#### GIVEN RECORDS:

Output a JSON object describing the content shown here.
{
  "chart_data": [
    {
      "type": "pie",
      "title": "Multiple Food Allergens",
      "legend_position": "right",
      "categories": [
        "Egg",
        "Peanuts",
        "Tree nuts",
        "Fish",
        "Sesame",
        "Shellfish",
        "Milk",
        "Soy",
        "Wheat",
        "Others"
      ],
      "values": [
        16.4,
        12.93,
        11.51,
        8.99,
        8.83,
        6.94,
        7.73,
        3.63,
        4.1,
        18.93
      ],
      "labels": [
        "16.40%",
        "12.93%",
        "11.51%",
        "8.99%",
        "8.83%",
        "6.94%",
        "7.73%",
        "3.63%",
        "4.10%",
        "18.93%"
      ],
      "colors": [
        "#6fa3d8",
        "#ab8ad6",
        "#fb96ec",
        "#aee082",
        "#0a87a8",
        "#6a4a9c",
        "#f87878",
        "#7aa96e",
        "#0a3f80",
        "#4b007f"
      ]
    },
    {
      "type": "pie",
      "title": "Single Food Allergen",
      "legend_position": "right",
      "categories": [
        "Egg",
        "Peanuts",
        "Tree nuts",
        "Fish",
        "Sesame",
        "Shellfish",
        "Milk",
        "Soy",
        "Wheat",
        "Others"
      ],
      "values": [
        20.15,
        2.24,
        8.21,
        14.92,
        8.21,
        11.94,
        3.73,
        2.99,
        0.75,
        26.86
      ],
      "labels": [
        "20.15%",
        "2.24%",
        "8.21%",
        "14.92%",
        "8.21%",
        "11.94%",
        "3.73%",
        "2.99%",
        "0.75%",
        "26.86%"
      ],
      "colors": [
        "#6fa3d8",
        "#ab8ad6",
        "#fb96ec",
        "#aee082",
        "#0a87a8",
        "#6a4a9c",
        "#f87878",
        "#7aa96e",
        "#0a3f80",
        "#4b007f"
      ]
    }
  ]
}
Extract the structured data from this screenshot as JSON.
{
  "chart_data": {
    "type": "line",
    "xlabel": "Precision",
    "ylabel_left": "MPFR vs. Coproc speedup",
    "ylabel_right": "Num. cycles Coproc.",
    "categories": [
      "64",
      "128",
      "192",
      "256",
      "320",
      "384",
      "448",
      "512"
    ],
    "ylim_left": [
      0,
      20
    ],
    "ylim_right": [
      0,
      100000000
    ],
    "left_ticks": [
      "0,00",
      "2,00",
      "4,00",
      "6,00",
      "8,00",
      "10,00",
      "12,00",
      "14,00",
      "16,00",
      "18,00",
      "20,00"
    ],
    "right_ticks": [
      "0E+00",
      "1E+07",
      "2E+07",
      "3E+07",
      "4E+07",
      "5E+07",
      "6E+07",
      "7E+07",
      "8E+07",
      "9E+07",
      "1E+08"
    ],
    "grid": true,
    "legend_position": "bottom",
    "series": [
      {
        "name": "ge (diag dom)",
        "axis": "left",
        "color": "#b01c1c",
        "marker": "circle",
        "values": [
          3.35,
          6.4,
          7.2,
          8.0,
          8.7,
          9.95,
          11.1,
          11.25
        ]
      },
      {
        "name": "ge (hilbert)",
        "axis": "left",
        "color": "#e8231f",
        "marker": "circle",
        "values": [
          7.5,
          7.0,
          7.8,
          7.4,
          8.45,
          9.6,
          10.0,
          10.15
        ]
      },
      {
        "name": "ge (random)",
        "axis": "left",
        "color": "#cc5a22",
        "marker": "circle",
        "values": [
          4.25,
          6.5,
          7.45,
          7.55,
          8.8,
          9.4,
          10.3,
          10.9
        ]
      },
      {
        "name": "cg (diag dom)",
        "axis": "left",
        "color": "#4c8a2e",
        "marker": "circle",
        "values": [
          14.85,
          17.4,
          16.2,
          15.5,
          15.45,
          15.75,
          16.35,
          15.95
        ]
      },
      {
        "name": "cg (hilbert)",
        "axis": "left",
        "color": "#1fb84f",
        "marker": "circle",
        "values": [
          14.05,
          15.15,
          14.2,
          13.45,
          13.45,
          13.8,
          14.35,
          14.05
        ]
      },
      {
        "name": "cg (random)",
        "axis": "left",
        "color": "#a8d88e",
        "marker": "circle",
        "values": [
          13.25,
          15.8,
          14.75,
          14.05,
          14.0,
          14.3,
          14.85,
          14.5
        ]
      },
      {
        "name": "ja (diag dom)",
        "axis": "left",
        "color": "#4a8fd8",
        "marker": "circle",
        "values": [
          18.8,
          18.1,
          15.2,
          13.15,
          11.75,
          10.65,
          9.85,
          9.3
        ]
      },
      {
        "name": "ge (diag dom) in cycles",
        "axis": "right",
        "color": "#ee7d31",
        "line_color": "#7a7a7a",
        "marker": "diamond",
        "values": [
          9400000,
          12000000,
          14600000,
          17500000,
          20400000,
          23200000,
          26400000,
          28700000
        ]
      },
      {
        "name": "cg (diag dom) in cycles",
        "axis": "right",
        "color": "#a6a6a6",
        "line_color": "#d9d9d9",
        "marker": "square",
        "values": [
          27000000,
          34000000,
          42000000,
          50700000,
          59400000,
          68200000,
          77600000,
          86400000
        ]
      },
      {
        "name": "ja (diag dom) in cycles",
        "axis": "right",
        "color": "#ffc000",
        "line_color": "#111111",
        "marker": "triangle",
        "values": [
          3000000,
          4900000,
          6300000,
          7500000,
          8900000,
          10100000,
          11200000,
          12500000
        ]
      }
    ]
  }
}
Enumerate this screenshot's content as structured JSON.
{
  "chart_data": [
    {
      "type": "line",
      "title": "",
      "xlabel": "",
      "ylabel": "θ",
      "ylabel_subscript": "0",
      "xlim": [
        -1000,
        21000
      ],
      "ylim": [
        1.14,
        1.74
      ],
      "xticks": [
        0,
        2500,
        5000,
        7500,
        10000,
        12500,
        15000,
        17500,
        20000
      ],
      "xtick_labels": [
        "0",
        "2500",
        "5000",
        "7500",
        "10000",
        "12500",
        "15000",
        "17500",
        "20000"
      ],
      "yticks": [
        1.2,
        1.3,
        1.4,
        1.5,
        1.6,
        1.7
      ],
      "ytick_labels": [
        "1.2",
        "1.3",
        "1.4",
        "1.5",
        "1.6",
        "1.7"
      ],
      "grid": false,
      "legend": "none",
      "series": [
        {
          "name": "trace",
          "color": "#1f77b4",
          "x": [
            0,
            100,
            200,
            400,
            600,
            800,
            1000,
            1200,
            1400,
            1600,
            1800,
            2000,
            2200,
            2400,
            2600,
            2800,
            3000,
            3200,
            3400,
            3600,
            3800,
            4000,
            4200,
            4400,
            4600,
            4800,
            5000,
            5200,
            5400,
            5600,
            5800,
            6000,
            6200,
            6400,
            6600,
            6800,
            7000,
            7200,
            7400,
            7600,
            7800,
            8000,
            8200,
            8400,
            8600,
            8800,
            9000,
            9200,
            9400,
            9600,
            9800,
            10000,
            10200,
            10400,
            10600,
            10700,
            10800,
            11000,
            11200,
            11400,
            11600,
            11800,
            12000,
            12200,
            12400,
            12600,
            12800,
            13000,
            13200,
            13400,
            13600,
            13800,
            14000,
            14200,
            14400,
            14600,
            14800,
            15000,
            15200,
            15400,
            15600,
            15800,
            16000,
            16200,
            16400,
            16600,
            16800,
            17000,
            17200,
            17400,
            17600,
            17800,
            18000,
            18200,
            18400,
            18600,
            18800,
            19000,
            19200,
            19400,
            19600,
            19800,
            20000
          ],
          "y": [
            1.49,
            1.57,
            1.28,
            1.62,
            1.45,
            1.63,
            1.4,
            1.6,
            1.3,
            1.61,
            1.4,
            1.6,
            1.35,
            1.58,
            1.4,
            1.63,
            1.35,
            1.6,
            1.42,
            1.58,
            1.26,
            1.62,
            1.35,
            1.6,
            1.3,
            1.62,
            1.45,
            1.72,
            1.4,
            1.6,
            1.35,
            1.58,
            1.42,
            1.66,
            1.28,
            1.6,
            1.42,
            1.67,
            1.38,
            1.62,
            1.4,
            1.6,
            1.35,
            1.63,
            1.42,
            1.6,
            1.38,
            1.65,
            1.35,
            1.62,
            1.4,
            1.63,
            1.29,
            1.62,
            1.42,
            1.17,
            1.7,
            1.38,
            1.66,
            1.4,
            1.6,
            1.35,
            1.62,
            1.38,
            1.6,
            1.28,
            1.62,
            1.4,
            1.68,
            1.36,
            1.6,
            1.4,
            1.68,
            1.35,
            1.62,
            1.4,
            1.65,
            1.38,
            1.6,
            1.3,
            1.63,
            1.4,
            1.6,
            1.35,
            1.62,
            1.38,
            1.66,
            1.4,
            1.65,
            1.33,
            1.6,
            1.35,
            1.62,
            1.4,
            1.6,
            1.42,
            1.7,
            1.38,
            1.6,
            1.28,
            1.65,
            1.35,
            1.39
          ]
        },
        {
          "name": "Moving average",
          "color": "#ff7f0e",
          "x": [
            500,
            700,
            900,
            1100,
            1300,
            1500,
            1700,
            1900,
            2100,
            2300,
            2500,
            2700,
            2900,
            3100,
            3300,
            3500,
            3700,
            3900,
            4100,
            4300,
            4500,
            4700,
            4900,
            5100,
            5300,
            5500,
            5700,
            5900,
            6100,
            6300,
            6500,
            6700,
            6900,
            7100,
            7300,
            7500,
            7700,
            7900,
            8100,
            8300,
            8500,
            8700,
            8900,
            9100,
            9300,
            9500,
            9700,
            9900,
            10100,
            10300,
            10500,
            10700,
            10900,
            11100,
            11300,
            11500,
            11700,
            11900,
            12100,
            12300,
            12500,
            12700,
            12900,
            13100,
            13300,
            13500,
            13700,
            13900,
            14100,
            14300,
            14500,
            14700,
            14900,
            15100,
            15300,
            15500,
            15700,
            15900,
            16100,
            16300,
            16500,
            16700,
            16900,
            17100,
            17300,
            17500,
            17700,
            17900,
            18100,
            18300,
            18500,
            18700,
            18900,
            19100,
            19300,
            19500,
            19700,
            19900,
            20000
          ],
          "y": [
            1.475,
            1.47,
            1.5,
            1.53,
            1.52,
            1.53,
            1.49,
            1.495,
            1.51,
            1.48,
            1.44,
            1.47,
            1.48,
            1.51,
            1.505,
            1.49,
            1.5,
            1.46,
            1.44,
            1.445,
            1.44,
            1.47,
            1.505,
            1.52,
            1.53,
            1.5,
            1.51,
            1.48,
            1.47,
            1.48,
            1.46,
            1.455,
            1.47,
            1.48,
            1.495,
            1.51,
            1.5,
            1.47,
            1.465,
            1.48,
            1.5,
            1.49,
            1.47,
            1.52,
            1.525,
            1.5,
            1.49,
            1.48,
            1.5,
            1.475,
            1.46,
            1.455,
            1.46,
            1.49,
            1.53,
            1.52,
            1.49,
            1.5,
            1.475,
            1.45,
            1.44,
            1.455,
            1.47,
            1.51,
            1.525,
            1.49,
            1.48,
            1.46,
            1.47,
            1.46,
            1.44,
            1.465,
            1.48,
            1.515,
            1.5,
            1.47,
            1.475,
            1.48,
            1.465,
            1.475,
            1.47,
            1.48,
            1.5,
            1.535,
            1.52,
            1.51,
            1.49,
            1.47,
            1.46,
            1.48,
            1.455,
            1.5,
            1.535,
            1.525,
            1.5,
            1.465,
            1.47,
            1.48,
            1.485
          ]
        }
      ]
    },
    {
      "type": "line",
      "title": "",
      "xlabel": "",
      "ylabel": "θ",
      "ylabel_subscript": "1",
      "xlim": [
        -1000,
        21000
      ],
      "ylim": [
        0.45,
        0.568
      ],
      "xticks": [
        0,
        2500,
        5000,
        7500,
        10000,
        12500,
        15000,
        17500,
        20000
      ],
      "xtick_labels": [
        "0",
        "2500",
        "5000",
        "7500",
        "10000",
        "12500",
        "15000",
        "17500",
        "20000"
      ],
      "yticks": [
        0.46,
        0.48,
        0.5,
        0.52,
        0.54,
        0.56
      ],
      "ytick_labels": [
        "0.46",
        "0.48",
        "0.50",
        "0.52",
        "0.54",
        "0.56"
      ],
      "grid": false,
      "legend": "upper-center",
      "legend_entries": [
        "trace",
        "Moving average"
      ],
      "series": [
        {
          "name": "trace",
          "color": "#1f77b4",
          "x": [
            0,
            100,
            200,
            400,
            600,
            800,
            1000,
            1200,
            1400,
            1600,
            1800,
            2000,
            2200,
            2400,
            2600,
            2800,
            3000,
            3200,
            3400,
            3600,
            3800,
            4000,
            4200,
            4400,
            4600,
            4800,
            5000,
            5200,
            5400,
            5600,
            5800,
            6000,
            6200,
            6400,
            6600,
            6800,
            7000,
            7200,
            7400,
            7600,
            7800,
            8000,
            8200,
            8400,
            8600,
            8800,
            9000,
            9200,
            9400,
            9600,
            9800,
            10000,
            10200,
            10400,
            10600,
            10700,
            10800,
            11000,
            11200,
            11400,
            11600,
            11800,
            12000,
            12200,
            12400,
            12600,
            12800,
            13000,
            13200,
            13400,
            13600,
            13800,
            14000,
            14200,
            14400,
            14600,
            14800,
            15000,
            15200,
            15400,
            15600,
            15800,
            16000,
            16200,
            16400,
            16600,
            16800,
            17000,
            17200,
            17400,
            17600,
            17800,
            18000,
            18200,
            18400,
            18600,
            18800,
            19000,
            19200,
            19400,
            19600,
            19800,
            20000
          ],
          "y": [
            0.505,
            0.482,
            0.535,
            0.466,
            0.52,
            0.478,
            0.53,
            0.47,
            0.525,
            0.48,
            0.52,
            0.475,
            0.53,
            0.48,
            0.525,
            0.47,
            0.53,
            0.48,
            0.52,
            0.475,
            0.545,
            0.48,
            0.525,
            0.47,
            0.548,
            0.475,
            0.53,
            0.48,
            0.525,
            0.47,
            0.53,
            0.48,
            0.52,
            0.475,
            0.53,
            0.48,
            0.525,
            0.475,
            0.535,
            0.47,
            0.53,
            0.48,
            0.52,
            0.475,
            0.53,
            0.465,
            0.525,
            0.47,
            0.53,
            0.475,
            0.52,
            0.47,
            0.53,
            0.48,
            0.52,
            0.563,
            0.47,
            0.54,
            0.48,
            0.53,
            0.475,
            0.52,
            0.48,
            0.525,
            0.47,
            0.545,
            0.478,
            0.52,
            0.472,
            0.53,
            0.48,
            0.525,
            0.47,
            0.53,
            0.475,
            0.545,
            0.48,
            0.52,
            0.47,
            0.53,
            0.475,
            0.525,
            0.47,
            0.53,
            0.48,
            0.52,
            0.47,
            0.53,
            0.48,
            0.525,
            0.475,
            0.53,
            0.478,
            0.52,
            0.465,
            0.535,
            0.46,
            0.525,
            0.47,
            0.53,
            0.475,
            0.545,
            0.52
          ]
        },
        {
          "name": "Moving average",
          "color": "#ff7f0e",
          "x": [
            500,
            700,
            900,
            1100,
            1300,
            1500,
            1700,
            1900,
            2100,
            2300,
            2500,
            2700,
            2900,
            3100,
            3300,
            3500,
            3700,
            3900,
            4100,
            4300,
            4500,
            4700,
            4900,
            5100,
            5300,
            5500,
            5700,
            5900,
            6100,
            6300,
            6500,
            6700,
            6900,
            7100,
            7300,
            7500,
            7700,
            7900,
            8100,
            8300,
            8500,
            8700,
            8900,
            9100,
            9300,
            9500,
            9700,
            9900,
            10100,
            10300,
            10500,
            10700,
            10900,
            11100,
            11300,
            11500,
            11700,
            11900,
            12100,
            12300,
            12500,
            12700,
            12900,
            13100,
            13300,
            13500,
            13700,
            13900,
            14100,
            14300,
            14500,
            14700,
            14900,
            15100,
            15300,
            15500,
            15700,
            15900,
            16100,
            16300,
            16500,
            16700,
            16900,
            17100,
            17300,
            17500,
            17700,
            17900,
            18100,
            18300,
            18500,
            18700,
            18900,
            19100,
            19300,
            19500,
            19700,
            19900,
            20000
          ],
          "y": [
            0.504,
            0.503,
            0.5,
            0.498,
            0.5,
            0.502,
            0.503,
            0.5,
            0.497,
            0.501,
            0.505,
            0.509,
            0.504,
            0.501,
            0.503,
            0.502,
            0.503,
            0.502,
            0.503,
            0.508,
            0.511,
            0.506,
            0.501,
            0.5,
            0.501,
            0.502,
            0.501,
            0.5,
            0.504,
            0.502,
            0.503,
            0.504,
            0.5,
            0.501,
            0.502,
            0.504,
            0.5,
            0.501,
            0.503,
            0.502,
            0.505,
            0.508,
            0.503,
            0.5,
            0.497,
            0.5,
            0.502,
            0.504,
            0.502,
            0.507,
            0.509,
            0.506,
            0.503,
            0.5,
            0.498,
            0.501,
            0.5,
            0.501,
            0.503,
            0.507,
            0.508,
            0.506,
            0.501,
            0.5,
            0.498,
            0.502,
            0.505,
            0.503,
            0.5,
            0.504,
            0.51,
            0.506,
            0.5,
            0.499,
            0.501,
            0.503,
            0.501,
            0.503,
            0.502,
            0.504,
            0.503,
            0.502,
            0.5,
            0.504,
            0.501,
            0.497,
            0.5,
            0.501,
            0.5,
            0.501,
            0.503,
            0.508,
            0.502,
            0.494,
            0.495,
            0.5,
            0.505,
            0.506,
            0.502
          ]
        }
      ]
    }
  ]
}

#### WRITTEN TASK:
In the entries above, find each line with the word "Coproc" and copy it.

#### EXERCISE RESPONSE:
    "ylabel_left": "MPFR vs. Coproc speedup",
    "ylabel_right": "Num. cycles Coproc.",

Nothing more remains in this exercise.